Exercise prompt => Copy out all lines that hold "content".

Supplied entries =>
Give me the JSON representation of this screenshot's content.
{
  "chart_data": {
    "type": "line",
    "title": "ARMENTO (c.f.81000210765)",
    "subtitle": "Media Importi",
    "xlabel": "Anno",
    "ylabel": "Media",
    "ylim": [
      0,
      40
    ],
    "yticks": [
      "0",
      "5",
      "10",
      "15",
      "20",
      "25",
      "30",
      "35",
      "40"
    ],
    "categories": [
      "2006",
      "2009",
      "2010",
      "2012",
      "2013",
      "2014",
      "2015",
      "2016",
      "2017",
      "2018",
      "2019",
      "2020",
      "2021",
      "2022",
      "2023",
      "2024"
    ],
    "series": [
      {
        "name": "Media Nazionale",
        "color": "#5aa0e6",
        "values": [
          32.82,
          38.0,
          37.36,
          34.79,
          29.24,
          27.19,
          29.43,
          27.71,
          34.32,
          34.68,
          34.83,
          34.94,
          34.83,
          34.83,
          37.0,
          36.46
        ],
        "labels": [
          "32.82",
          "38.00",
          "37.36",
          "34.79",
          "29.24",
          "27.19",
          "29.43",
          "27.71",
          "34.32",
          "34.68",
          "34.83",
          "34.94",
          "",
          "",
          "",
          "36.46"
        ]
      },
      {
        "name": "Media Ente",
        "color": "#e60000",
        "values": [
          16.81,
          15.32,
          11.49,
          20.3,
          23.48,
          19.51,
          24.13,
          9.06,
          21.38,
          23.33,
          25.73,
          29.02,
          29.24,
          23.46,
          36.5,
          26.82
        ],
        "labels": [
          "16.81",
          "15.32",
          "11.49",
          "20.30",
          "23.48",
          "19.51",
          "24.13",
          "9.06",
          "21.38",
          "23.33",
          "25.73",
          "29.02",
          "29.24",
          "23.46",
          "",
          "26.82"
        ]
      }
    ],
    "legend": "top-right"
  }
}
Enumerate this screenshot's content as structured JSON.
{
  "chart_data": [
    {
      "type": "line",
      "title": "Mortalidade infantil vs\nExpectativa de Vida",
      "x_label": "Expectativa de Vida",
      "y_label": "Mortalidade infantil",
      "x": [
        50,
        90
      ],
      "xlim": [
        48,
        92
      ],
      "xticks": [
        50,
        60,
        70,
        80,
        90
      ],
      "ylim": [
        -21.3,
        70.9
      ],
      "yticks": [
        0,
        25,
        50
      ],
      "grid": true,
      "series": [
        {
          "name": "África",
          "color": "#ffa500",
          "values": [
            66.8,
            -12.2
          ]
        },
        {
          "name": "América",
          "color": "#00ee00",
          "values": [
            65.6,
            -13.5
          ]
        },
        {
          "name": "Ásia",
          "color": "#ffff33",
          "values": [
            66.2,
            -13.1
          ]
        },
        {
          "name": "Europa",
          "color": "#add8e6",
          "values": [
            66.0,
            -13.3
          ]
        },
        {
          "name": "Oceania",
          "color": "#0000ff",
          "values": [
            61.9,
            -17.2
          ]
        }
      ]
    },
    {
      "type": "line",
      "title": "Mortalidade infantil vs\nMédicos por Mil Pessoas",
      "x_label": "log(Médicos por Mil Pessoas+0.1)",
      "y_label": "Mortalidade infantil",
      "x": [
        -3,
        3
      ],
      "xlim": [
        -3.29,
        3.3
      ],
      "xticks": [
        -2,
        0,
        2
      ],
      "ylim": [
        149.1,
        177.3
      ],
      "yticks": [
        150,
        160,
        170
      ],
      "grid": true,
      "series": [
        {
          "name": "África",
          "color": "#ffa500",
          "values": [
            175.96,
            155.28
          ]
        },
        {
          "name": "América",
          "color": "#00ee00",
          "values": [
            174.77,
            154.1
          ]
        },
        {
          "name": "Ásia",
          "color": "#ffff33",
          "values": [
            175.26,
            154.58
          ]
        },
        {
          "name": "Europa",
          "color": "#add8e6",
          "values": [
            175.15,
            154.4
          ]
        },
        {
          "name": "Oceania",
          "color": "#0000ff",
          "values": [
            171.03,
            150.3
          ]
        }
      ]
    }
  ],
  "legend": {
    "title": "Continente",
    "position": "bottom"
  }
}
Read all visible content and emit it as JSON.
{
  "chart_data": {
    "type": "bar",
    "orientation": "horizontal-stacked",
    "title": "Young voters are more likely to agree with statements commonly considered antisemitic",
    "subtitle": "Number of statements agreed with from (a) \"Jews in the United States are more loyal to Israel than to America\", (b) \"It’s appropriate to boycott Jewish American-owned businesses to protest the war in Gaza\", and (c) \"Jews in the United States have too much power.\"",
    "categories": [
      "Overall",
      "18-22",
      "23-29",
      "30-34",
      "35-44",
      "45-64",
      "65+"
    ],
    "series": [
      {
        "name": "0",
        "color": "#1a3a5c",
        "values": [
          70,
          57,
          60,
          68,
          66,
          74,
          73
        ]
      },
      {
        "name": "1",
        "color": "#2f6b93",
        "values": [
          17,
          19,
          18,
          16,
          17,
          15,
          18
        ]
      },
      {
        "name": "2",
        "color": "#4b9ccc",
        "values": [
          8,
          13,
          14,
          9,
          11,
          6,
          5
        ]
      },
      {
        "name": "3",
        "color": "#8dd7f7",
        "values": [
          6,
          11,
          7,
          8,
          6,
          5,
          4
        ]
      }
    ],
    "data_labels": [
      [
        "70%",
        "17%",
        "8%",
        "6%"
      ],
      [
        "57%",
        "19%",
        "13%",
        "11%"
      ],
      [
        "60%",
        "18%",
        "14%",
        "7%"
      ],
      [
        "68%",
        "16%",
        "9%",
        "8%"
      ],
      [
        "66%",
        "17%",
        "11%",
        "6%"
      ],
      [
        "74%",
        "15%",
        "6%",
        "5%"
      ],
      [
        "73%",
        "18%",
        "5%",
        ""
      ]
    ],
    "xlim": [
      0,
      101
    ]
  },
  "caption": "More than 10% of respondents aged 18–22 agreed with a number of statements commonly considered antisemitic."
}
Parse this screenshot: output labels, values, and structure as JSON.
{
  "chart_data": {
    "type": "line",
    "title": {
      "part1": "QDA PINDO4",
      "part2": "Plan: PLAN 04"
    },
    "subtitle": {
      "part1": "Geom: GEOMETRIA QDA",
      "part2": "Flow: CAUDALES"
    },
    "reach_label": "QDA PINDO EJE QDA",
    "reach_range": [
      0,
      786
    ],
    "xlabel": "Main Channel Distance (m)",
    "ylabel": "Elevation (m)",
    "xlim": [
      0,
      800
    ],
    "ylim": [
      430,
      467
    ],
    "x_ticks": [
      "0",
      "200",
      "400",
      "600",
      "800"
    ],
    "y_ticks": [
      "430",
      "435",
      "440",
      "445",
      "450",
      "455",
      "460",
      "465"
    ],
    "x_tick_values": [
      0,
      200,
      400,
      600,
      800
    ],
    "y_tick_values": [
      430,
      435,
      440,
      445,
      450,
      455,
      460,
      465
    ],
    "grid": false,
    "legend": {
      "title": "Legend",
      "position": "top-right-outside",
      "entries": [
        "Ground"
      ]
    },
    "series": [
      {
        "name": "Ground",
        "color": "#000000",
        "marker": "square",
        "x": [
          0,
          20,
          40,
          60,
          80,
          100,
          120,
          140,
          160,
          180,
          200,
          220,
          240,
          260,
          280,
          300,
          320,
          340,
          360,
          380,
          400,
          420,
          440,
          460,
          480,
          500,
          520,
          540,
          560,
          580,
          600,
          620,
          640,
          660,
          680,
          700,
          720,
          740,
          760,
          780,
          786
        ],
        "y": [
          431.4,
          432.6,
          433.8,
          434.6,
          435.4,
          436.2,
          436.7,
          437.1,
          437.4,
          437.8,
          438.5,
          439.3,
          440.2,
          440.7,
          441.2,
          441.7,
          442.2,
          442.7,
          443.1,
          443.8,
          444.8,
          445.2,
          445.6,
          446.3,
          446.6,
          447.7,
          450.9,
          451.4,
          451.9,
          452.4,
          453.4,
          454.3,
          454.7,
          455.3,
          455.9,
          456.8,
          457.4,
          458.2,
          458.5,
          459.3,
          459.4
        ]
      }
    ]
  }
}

Answer to the task =>
Give me the JSON representation of this screenshot's content.
Enumerate this screenshot's content as structured JSON.
Read all visible content and emit it as JSON.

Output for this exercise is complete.